In the data that follows, count every line holding the string "true" and give the count alone.

--- Begin Stored data ---

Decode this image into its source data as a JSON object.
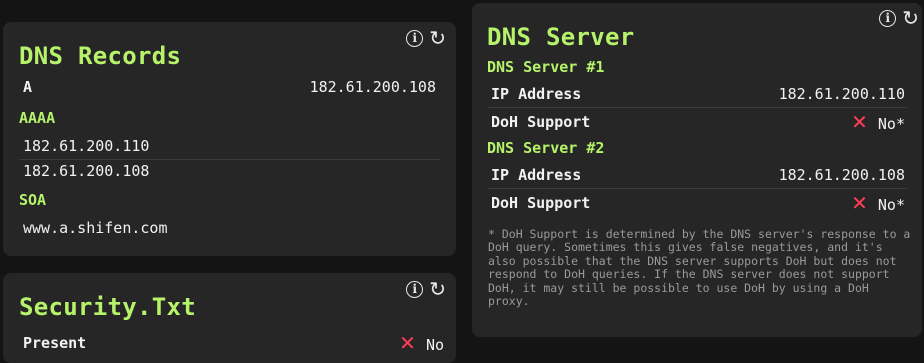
{
  "dns_records": {
    "title": "DNS Records",
    "a_label": "A",
    "a_value": "182.61.200.108",
    "aaaa_label": "AAAA",
    "aaaa_values": [
      "182.61.200.110",
      "182.61.200.108"
    ],
    "soa_label": "SOA",
    "soa_value": "www.a.shifen.com"
  },
  "security_txt": {
    "title": "Security.Txt",
    "present_label": "Present",
    "present_value": "No"
  },
  "dns_server": {
    "title": "DNS Server",
    "servers": [
      {
        "heading": "DNS Server #1",
        "ip_label": "IP Address",
        "ip_value": "182.61.200.110",
        "doh_label": "DoH Support",
        "doh_value": "No*"
      },
      {
        "heading": "DNS Server #2",
        "ip_label": "IP Address",
        "ip_value": "182.61.200.108",
        "doh_label": "DoH Support",
        "doh_value": "No*"
      }
    ],
    "note": "* DoH Support is determined by the DNS server's response to a DoH query. Sometimes this gives false negatives, and it's also possible that the DNS server supports DoH but does not respond to DoH queries. If the DNS server does not support DoH, it may still be possible to use DoH by using a DoH proxy."
  },
  "icons": {
    "info": "info-icon",
    "refresh": "refresh-icon",
    "cross": "cross-icon"
  },
  "colors": {
    "accent": "#b6f36b",
    "card": "#262626",
    "background": "#141414",
    "danger": "#ff3d57"
  }
}
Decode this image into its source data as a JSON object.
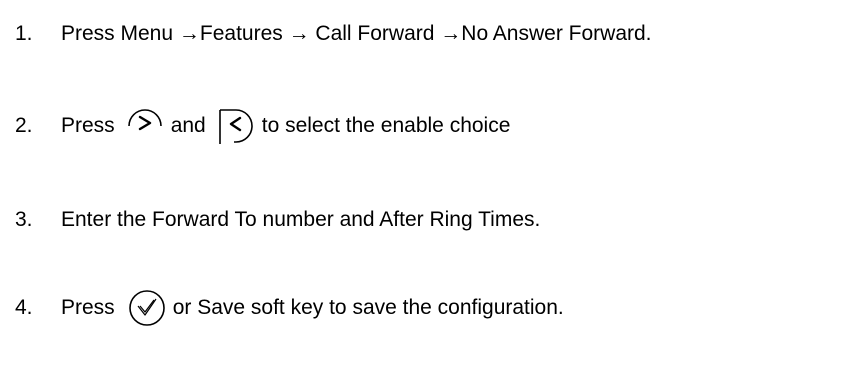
{
  "steps": [
    {
      "number": "1.",
      "text": "Press Menu →Features → Call Forward →No Answer Forward."
    },
    {
      "number": "2.",
      "press": "Press",
      "and": "and",
      "tail": "to select the enable choice",
      "icon_1": "right-arrow-key-icon",
      "icon_2": "left-arrow-key-icon"
    },
    {
      "number": "3.",
      "text": "Enter the Forward To number and After Ring Times."
    },
    {
      "number": "4.",
      "press": "Press",
      "tail": "or Save soft key to save the configuration.",
      "icon_1": "ok-checkmark-key-icon"
    }
  ]
}
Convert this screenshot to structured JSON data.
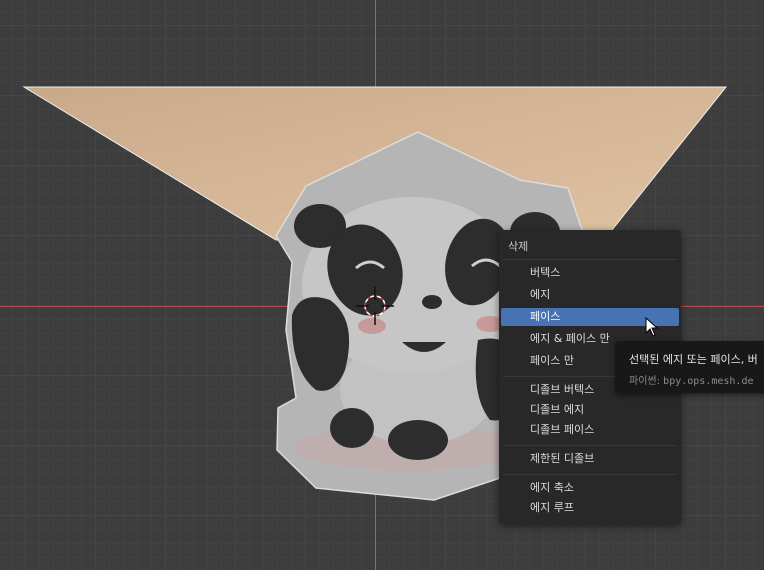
{
  "colors": {
    "viewport_bg": "#3d3d3d",
    "face_fill": "#d8b690",
    "menu_bg": "#282828",
    "highlight": "#4772b3",
    "tooltip_bg": "#181818",
    "x_axis": "#b24b50",
    "y_axis": "#6b8a2c"
  },
  "viewport": {
    "reference_image": "panda-image",
    "cursor_icon": "3d-cursor-icon"
  },
  "menu": {
    "title": "삭제",
    "items": [
      {
        "label": "버텍스"
      },
      {
        "label": "에지"
      },
      {
        "label": "페이스",
        "active": true
      },
      {
        "label": "에지 & 페이스 만"
      },
      {
        "label": "페이스 만"
      },
      {
        "label": "디졸브 버텍스"
      },
      {
        "label": "디졸브 에지"
      },
      {
        "label": "디졸브 페이스"
      },
      {
        "label": "제한된 디졸브"
      },
      {
        "label": "에지 축소"
      },
      {
        "label": "에지 루프"
      }
    ]
  },
  "tooltip": {
    "description": "선택된 에지 또는 페이스, 버",
    "python_label": "파이썬:",
    "python_command": "bpy.ops.mesh.de"
  },
  "mouse_pointer": "arrow-pointer-icon"
}
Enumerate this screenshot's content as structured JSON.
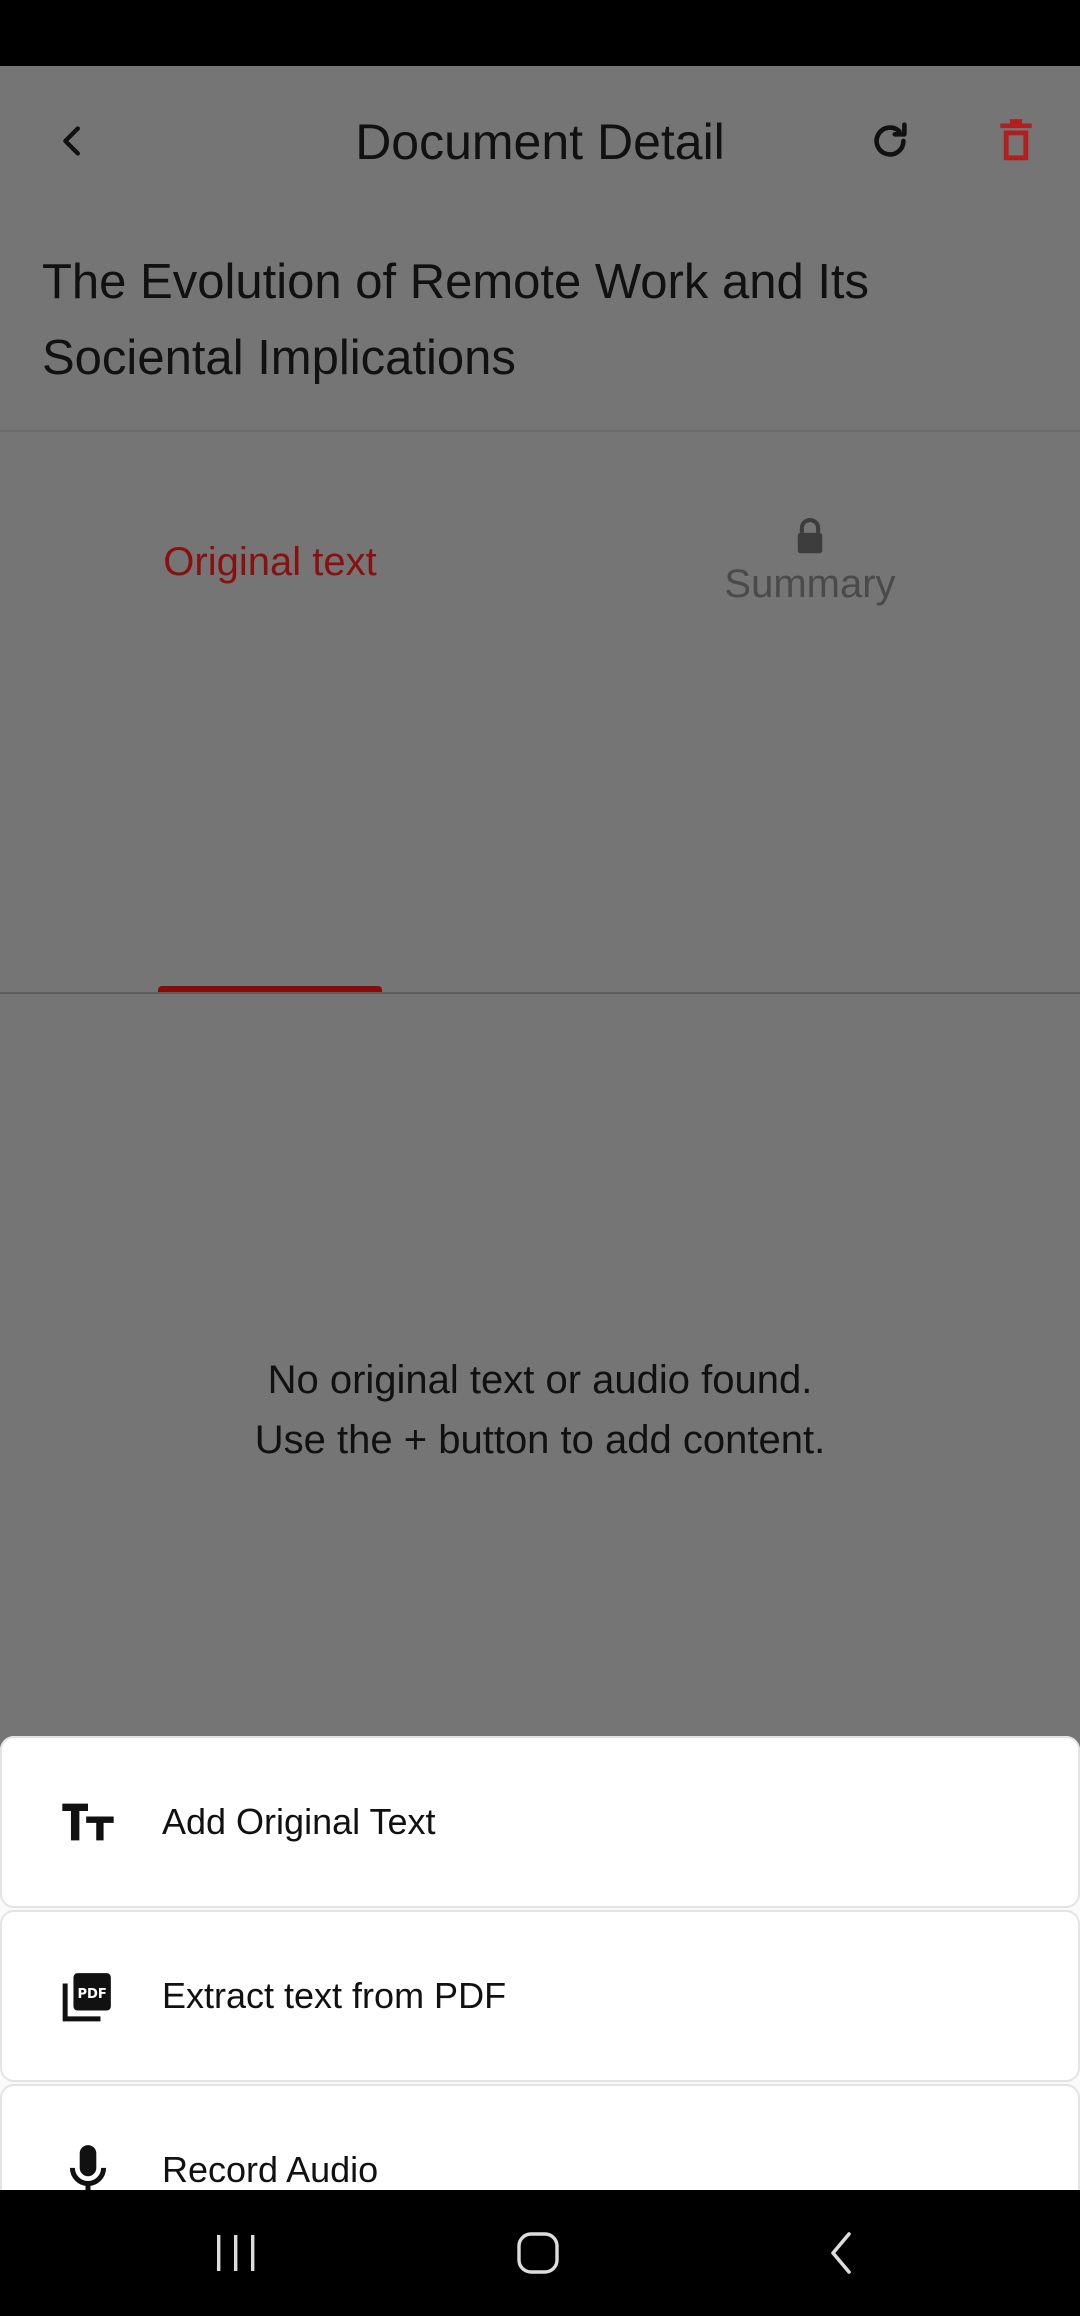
{
  "app_bar": {
    "title": "Document Detail",
    "icons": {
      "back": "back-chevron-icon",
      "refresh": "refresh-icon",
      "delete": "trash-icon"
    },
    "delete_color": "#c62828"
  },
  "document": {
    "title": "The Evolution of Remote Work and Its Sociental Implications"
  },
  "tabs": [
    {
      "label": "Original text",
      "active": true,
      "locked": false
    },
    {
      "label": "Summary",
      "active": false,
      "locked": true,
      "icon": "lock-icon"
    }
  ],
  "empty_state": {
    "line1": "No original text or audio found.",
    "line2": "Use the + button to add content."
  },
  "sheet": {
    "items": [
      {
        "label": "Add Original Text",
        "icon": "text-size-icon"
      },
      {
        "label": "Extract text from PDF",
        "icon": "pdf-icon"
      },
      {
        "label": "Record Audio",
        "icon": "microphone-icon"
      }
    ]
  },
  "nav": {
    "icons": [
      "recent-apps-icon",
      "home-icon",
      "back-icon"
    ]
  },
  "colors": {
    "accent": "#8a0a0a",
    "overlay": "#757575",
    "sheet": "#ffffff"
  }
}
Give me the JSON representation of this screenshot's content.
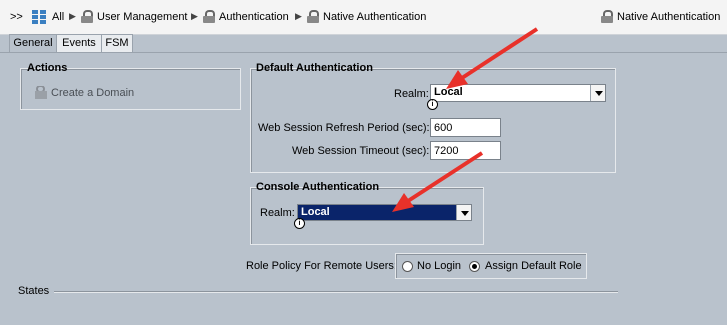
{
  "breadcrumb": {
    "expand": ">>",
    "items": [
      "All",
      "User Management",
      "Authentication",
      "Native Authentication"
    ],
    "right_title": "Native Authentication"
  },
  "tabs": [
    "General",
    "Events",
    "FSM"
  ],
  "actions": {
    "title": "Actions",
    "create_domain": "Create a Domain"
  },
  "default_auth": {
    "title": "Default Authentication",
    "realm_label": "Realm:",
    "realm_value": "Local",
    "refresh_label": "Web Session Refresh Period (sec):",
    "refresh_value": "600",
    "timeout_label": "Web Session Timeout (sec):",
    "timeout_value": "7200"
  },
  "console_auth": {
    "title": "Console Authentication",
    "realm_label": "Realm:",
    "realm_value": "Local"
  },
  "role_policy": {
    "label": "Role Policy For Remote Users:",
    "options": [
      "No Login",
      "Assign Default Role"
    ],
    "selected": "Assign Default Role"
  },
  "states": {
    "title": "States"
  },
  "colors": {
    "panel": "#b9c2cc",
    "selected_select": "#0a246a",
    "arrow": "#e8312a"
  },
  "icons": {
    "info": "i",
    "tree": "tree-icon",
    "lock": "lock-icon"
  }
}
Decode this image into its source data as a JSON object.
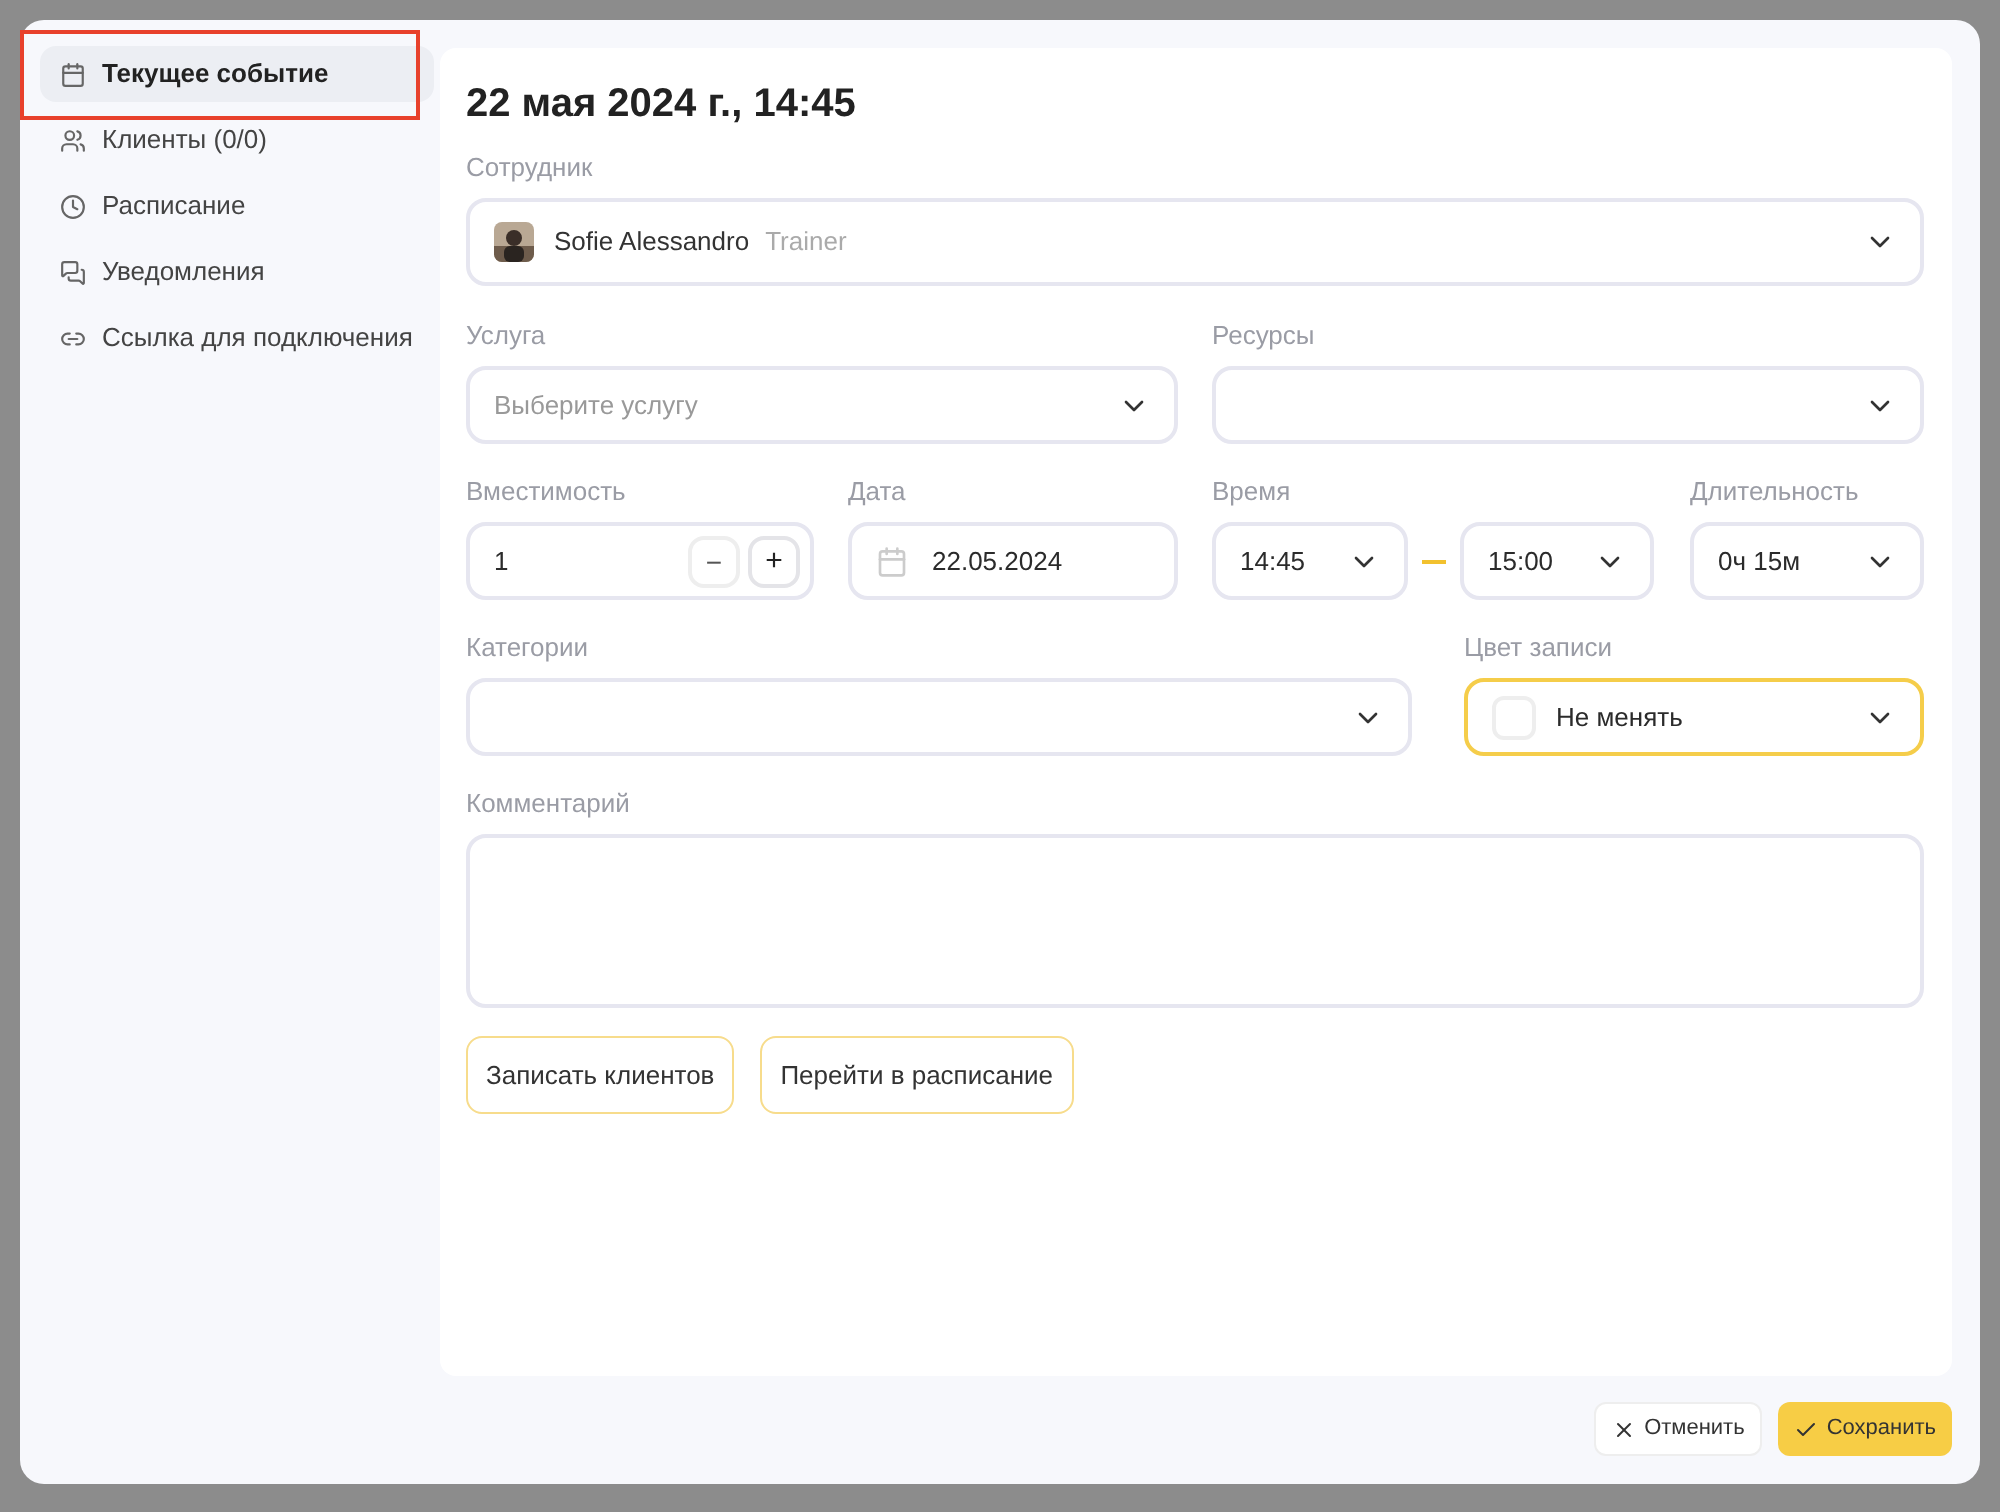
{
  "sidebar": {
    "items": [
      {
        "label": "Текущее событие",
        "selected": true
      },
      {
        "label": "Клиенты (0/0)",
        "selected": false
      },
      {
        "label": "Расписание",
        "selected": false
      },
      {
        "label": "Уведомления",
        "selected": false
      },
      {
        "label": "Ссылка для подключения",
        "selected": false
      }
    ]
  },
  "title": "22 мая 2024 г., 14:45",
  "employee": {
    "label": "Сотрудник",
    "name": "Sofie Alessandro",
    "role": "Trainer"
  },
  "service": {
    "label": "Услуга",
    "placeholder": "Выберите услугу"
  },
  "resources": {
    "label": "Ресурсы"
  },
  "capacity": {
    "label": "Вместимость",
    "value": "1",
    "minus": "−",
    "plus": "+"
  },
  "date": {
    "label": "Дата",
    "value": "22.05.2024"
  },
  "time": {
    "label": "Время",
    "start": "14:45",
    "end": "15:00"
  },
  "duration": {
    "label": "Длительность",
    "value": "0ч 15м"
  },
  "categories": {
    "label": "Категории"
  },
  "record_color": {
    "label": "Цвет записи",
    "value": "Не менять"
  },
  "comment": {
    "label": "Комментарий"
  },
  "actions": [
    "Записать клиентов",
    "Перейти в расписание"
  ],
  "footer": {
    "cancel": "Отменить",
    "save": "Сохранить"
  }
}
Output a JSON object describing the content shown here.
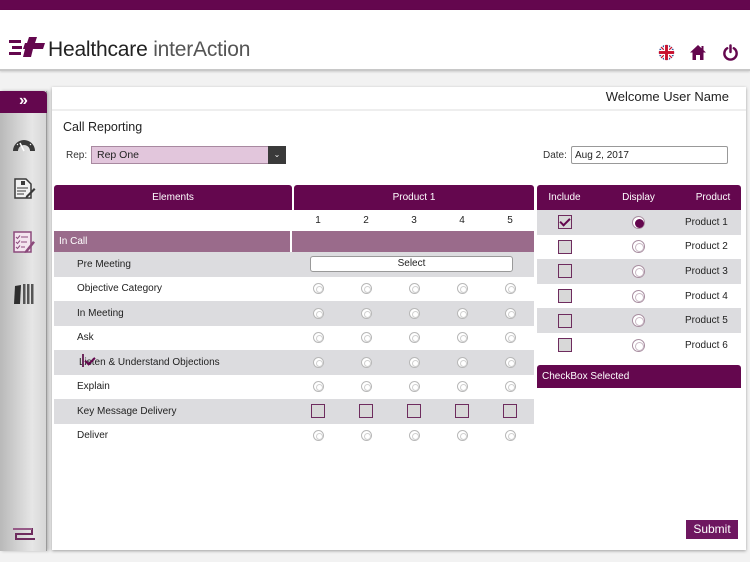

--- End Stored data ---

Complete response >>
4